GIVEN INSTRUCTION: Copy out all of the data exactly as it appears.

[Figure contents as structured data]
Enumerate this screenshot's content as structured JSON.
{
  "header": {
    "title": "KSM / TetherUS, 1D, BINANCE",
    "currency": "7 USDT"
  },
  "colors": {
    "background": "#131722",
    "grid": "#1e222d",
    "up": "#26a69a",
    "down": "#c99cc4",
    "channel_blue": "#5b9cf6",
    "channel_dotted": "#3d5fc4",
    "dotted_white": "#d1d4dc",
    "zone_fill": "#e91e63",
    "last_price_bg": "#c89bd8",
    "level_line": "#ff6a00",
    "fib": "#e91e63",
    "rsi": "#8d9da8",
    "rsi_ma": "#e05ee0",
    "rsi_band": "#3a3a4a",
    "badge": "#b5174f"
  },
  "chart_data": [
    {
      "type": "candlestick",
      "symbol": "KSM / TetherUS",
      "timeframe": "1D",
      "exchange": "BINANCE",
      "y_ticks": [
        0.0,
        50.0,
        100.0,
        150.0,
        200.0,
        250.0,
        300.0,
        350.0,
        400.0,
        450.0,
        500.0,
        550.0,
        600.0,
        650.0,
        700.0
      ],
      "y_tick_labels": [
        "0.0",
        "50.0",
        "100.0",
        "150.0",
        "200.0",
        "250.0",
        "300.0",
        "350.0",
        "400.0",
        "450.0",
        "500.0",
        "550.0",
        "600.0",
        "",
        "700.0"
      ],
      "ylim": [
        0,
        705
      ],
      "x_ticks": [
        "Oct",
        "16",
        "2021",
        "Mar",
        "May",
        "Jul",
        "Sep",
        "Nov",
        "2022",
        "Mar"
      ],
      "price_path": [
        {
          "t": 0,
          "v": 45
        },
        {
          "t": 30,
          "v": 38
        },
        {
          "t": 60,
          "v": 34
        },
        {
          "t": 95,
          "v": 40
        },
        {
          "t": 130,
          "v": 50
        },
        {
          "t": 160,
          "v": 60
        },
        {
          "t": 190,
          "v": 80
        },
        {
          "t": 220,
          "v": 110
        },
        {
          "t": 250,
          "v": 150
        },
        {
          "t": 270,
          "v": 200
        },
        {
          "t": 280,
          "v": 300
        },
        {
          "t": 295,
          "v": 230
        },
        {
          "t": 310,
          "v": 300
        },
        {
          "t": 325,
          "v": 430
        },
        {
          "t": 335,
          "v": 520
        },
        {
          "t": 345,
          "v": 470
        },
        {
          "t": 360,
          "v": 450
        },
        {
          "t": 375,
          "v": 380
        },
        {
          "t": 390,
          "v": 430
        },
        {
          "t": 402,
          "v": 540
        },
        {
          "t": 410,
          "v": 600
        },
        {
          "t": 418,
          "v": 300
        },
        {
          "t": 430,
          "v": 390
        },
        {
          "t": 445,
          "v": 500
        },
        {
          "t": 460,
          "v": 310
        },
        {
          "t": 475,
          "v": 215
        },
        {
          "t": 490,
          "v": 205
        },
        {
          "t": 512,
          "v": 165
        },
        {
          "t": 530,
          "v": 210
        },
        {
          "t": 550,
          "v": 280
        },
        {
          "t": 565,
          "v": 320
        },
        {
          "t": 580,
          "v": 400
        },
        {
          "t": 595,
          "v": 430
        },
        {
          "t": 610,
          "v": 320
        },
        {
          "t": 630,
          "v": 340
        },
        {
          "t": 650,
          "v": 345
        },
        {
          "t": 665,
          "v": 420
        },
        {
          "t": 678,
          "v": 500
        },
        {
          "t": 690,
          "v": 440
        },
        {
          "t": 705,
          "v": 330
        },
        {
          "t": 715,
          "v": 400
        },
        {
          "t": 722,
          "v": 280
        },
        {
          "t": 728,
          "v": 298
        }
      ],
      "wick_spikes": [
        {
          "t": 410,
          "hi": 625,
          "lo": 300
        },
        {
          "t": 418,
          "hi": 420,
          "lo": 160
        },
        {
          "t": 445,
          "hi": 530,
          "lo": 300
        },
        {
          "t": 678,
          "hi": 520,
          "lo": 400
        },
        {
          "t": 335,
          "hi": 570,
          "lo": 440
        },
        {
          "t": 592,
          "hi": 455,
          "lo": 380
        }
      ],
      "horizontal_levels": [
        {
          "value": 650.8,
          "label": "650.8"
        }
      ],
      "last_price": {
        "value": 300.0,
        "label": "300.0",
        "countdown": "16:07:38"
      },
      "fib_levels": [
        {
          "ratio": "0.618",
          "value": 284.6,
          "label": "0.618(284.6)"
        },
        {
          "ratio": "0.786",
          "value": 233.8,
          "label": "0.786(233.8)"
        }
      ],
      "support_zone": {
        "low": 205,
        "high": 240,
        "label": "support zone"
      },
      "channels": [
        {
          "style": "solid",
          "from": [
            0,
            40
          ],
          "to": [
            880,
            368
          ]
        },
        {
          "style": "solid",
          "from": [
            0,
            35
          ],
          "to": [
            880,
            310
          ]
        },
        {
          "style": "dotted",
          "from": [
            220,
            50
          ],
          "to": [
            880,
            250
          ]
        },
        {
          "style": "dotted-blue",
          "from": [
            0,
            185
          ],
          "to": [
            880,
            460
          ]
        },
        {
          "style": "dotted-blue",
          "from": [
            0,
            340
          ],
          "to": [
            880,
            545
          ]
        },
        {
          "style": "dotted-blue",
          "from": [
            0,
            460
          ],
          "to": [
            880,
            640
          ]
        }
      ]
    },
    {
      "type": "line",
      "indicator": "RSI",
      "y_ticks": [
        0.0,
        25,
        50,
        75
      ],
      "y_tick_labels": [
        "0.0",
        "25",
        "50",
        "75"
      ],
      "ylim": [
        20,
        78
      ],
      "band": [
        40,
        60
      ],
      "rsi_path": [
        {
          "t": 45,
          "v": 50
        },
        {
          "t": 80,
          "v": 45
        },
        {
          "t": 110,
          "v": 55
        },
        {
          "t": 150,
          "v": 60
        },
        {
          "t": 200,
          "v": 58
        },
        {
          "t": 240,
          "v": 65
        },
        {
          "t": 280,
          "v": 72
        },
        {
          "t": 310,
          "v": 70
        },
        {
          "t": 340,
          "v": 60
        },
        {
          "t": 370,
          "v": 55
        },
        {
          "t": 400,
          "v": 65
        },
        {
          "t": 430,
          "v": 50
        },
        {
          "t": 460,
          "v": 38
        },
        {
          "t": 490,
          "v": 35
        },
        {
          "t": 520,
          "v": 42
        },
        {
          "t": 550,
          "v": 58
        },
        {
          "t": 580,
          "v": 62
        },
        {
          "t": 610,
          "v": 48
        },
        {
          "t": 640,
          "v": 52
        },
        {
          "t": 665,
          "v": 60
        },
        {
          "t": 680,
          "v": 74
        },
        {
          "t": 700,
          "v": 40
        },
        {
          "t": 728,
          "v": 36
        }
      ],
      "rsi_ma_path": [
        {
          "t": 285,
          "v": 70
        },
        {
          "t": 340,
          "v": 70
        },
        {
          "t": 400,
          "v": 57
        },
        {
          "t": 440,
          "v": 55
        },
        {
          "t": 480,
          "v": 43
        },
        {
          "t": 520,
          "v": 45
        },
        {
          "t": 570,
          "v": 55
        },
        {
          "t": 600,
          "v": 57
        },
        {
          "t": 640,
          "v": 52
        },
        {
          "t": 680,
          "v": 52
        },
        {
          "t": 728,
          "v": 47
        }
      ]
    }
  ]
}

RESPONSE TO THE EXERCISE:
Enumerate this screenshot's content as structured JSON.
{
  "header": {
    "title": "KSM / TetherUS, 1D, BINANCE",
    "currency": "7 USDT"
  },
  "colors": {
    "background": "#131722",
    "grid": "#1e222d",
    "up": "#26a69a",
    "down": "#c99cc4",
    "channel_blue": "#5b9cf6",
    "channel_dotted": "#3d5fc4",
    "dotted_white": "#d1d4dc",
    "zone_fill": "#e91e63",
    "last_price_bg": "#c89bd8",
    "level_line": "#ff6a00",
    "fib": "#e91e63",
    "rsi": "#8d9da8",
    "rsi_ma": "#e05ee0",
    "rsi_band": "#3a3a4a",
    "badge": "#b5174f"
  },
  "chart_data": [
    {
      "type": "candlestick",
      "symbol": "KSM / TetherUS",
      "timeframe": "1D",
      "exchange": "BINANCE",
      "y_ticks": [
        0.0,
        50.0,
        100.0,
        150.0,
        200.0,
        250.0,
        300.0,
        350.0,
        400.0,
        450.0,
        500.0,
        550.0,
        600.0,
        650.0,
        700.0
      ],
      "y_tick_labels": [
        "0.0",
        "50.0",
        "100.0",
        "150.0",
        "200.0",
        "250.0",
        "300.0",
        "350.0",
        "400.0",
        "450.0",
        "500.0",
        "550.0",
        "600.0",
        "",
        "700.0"
      ],
      "ylim": [
        0,
        705
      ],
      "x_ticks": [
        "Oct",
        "16",
        "2021",
        "Mar",
        "May",
        "Jul",
        "Sep",
        "Nov",
        "2022",
        "Mar"
      ],
      "price_path": [
        {
          "t": 0,
          "v": 45
        },
        {
          "t": 30,
          "v": 38
        },
        {
          "t": 60,
          "v": 34
        },
        {
          "t": 95,
          "v": 40
        },
        {
          "t": 130,
          "v": 50
        },
        {
          "t": 160,
          "v": 60
        },
        {
          "t": 190,
          "v": 80
        },
        {
          "t": 220,
          "v": 110
        },
        {
          "t": 250,
          "v": 150
        },
        {
          "t": 270,
          "v": 200
        },
        {
          "t": 280,
          "v": 300
        },
        {
          "t": 295,
          "v": 230
        },
        {
          "t": 310,
          "v": 300
        },
        {
          "t": 325,
          "v": 430
        },
        {
          "t": 335,
          "v": 520
        },
        {
          "t": 345,
          "v": 470
        },
        {
          "t": 360,
          "v": 450
        },
        {
          "t": 375,
          "v": 380
        },
        {
          "t": 390,
          "v": 430
        },
        {
          "t": 402,
          "v": 540
        },
        {
          "t": 410,
          "v": 600
        },
        {
          "t": 418,
          "v": 300
        },
        {
          "t": 430,
          "v": 390
        },
        {
          "t": 445,
          "v": 500
        },
        {
          "t": 460,
          "v": 310
        },
        {
          "t": 475,
          "v": 215
        },
        {
          "t": 490,
          "v": 205
        },
        {
          "t": 512,
          "v": 165
        },
        {
          "t": 530,
          "v": 210
        },
        {
          "t": 550,
          "v": 280
        },
        {
          "t": 565,
          "v": 320
        },
        {
          "t": 580,
          "v": 400
        },
        {
          "t": 595,
          "v": 430
        },
        {
          "t": 610,
          "v": 320
        },
        {
          "t": 630,
          "v": 340
        },
        {
          "t": 650,
          "v": 345
        },
        {
          "t": 665,
          "v": 420
        },
        {
          "t": 678,
          "v": 500
        },
        {
          "t": 690,
          "v": 440
        },
        {
          "t": 705,
          "v": 330
        },
        {
          "t": 715,
          "v": 400
        },
        {
          "t": 722,
          "v": 280
        },
        {
          "t": 728,
          "v": 298
        }
      ],
      "wick_spikes": [
        {
          "t": 410,
          "hi": 625,
          "lo": 300
        },
        {
          "t": 418,
          "hi": 420,
          "lo": 160
        },
        {
          "t": 445,
          "hi": 530,
          "lo": 300
        },
        {
          "t": 678,
          "hi": 520,
          "lo": 400
        },
        {
          "t": 335,
          "hi": 570,
          "lo": 440
        },
        {
          "t": 592,
          "hi": 455,
          "lo": 380
        }
      ],
      "horizontal_levels": [
        {
          "value": 650.8,
          "label": "650.8"
        }
      ],
      "last_price": {
        "value": 300.0,
        "label": "300.0",
        "countdown": "16:07:38"
      },
      "fib_levels": [
        {
          "ratio": "0.618",
          "value": 284.6,
          "label": "0.618(284.6)"
        },
        {
          "ratio": "0.786",
          "value": 233.8,
          "label": "0.786(233.8)"
        }
      ],
      "support_zone": {
        "low": 205,
        "high": 240,
        "label": "support zone"
      },
      "channels": [
        {
          "style": "solid",
          "from": [
            0,
            40
          ],
          "to": [
            880,
            368
          ]
        },
        {
          "style": "solid",
          "from": [
            0,
            35
          ],
          "to": [
            880,
            310
          ]
        },
        {
          "style": "dotted",
          "from": [
            220,
            50
          ],
          "to": [
            880,
            250
          ]
        },
        {
          "style": "dotted-blue",
          "from": [
            0,
            185
          ],
          "to": [
            880,
            460
          ]
        },
        {
          "style": "dotted-blue",
          "from": [
            0,
            340
          ],
          "to": [
            880,
            545
          ]
        },
        {
          "style": "dotted-blue",
          "from": [
            0,
            460
          ],
          "to": [
            880,
            640
          ]
        }
      ]
    },
    {
      "type": "line",
      "indicator": "RSI",
      "y_ticks": [
        0.0,
        25,
        50,
        75
      ],
      "y_tick_labels": [
        "0.0",
        "25",
        "50",
        "75"
      ],
      "ylim": [
        20,
        78
      ],
      "band": [
        40,
        60
      ],
      "rsi_path": [
        {
          "t": 45,
          "v": 50
        },
        {
          "t": 80,
          "v": 45
        },
        {
          "t": 110,
          "v": 55
        },
        {
          "t": 150,
          "v": 60
        },
        {
          "t": 200,
          "v": 58
        },
        {
          "t": 240,
          "v": 65
        },
        {
          "t": 280,
          "v": 72
        },
        {
          "t": 310,
          "v": 70
        },
        {
          "t": 340,
          "v": 60
        },
        {
          "t": 370,
          "v": 55
        },
        {
          "t": 400,
          "v": 65
        },
        {
          "t": 430,
          "v": 50
        },
        {
          "t": 460,
          "v": 38
        },
        {
          "t": 490,
          "v": 35
        },
        {
          "t": 520,
          "v": 42
        },
        {
          "t": 550,
          "v": 58
        },
        {
          "t": 580,
          "v": 62
        },
        {
          "t": 610,
          "v": 48
        },
        {
          "t": 640,
          "v": 52
        },
        {
          "t": 665,
          "v": 60
        },
        {
          "t": 680,
          "v": 74
        },
        {
          "t": 700,
          "v": 40
        },
        {
          "t": 728,
          "v": 36
        }
      ],
      "rsi_ma_path": [
        {
          "t": 285,
          "v": 70
        },
        {
          "t": 340,
          "v": 70
        },
        {
          "t": 400,
          "v": 57
        },
        {
          "t": 440,
          "v": 55
        },
        {
          "t": 480,
          "v": 43
        },
        {
          "t": 520,
          "v": 45
        },
        {
          "t": 570,
          "v": 55
        },
        {
          "t": 600,
          "v": 57
        },
        {
          "t": 640,
          "v": 52
        },
        {
          "t": 680,
          "v": 52
        },
        {
          "t": 728,
          "v": 47
        }
      ]
    }
  ]
}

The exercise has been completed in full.